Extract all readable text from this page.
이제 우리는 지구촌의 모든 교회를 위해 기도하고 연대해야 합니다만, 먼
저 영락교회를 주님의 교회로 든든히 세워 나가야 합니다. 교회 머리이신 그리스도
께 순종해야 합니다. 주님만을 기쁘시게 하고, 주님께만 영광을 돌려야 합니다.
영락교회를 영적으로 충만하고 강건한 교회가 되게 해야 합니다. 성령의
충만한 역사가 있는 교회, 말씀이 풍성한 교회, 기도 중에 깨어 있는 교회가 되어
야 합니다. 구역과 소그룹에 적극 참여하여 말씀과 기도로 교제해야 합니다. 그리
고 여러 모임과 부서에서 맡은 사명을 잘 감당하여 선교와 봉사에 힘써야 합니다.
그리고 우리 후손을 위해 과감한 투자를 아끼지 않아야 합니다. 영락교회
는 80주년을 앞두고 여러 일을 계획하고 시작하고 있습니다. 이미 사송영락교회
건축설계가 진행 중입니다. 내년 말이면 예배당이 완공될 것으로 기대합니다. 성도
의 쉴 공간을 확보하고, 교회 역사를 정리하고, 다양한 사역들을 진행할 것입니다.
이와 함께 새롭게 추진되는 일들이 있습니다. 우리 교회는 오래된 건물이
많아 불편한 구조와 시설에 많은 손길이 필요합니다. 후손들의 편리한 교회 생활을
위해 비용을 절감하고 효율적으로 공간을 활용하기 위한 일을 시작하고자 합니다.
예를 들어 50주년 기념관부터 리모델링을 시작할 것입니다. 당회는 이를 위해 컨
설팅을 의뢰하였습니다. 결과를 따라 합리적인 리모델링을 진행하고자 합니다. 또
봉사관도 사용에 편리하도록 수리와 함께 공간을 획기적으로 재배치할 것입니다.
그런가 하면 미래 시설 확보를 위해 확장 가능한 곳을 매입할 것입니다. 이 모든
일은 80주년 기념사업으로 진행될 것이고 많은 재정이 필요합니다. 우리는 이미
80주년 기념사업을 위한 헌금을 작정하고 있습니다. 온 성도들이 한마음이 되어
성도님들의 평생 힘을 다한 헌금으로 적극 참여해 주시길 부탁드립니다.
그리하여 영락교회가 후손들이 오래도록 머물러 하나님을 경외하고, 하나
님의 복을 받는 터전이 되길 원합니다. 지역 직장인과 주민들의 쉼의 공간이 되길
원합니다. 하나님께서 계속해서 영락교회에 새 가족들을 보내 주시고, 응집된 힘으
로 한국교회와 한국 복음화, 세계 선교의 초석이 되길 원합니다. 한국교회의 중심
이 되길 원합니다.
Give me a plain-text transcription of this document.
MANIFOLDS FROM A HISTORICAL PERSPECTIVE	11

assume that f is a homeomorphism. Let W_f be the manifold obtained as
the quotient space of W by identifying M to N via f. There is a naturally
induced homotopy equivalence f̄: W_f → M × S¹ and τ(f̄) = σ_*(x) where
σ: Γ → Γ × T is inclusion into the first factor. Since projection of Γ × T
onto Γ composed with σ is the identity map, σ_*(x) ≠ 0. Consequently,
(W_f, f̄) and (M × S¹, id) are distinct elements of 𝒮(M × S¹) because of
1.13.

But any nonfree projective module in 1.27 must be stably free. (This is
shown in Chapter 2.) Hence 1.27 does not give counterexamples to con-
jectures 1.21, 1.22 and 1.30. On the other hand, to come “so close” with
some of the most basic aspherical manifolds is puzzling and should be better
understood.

□ □ □ □ □ □ □

Your task is to quote the listing above word for word.

OUTPUT BELOW:
Extract all readable text from this page.
이제 우리는 지구촌의 모든 교회를 위해 기도하고 연대해야 합니다만, 먼
저 영락교회를 주님의 교회로 든든히 세워 나가야 합니다. 교회 머리이신 그리스도
께 순종해야 합니다. 주님만을 기쁘시게 하고, 주님께만 영광을 돌려야 합니다.
영락교회를 영적으로 충만하고 강건한 교회가 되게 해야 합니다. 성령의
충만한 역사가 있는 교회, 말씀이 풍성한 교회, 기도 중에 깨어 있는 교회가 되어
야 합니다. 구역과 소그룹에 적극 참여하여 말씀과 기도로 교제해야 합니다. 그리
고 여러 모임과 부서에서 맡은 사명을 잘 감당하여 선교와 봉사에 힘써야 합니다.
그리고 우리 후손을 위해 과감한 투자를 아끼지 않아야 합니다. 영락교회
는 80주년을 앞두고 여러 일을 계획하고 시작하고 있습니다. 이미 사송영락교회
건축설계가 진행 중입니다. 내년 말이면 예배당이 완공될 것으로 기대합니다. 성도
의 쉴 공간을 확보하고, 교회 역사를 정리하고, 다양한 사역들을 진행할 것입니다.
이와 함께 새롭게 추진되는 일들이 있습니다. 우리 교회는 오래된 건물이
많아 불편한 구조와 시설에 많은 손길이 필요합니다. 후손들의 편리한 교회 생활을
위해 비용을 절감하고 효율적으로 공간을 활용하기 위한 일을 시작하고자 합니다.
예를 들어 50주년 기념관부터 리모델링을 시작할 것입니다. 당회는 이를 위해 컨
설팅을 의뢰하였습니다. 결과를 따라 합리적인 리모델링을 진행하고자 합니다. 또
봉사관도 사용에 편리하도록 수리와 함께 공간을 획기적으로 재배치할 것입니다.
그런가 하면 미래 시설 확보를 위해 확장 가능한 곳을 매입할 것입니다. 이 모든
일은 80주년 기념사업으로 진행될 것이고 많은 재정이 필요합니다. 우리는 이미
80주년 기념사업을 위한 헌금을 작정하고 있습니다. 온 성도들이 한마음이 되어
성도님들의 평생 힘을 다한 헌금으로 적극 참여해 주시길 부탁드립니다.
그리하여 영락교회가 후손들이 오래도록 머물러 하나님을 경외하고, 하나
님의 복을 받는 터전이 되길 원합니다. 지역 직장인과 주민들의 쉼의 공간이 되길
원합니다. 하나님께서 계속해서 영락교회에 새 가족들을 보내 주시고, 응집된 힘으
로 한국교회와 한국 복음화, 세계 선교의 초석이 되길 원합니다. 한국교회의 중심
이 되길 원합니다.
Give me a plain-text transcription of this document.
MANIFOLDS FROM A HISTORICAL PERSPECTIVE	11

assume that f is a homeomorphism. Let W_f be the manifold obtained as
the quotient space of W by identifying M to N via f. There is a naturally
induced homotopy equivalence f̄: W_f → M × S¹ and τ(f̄) = σ_*(x) where
σ: Γ → Γ × T is inclusion into the first factor. Since projection of Γ × T
onto Γ composed with σ is the identity map, σ_*(x) ≠ 0. Consequently,
(W_f, f̄) and (M × S¹, id) are distinct elements of 𝒮(M × S¹) because of
1.13.

But any nonfree projective module in 1.27 must be stably free. (This is
shown in Chapter 2.) Hence 1.27 does not give counterexamples to con-
jectures 1.21, 1.22 and 1.30. On the other hand, to come “so close” with
some of the most basic aspherical manifolds is puzzling and should be better
understood.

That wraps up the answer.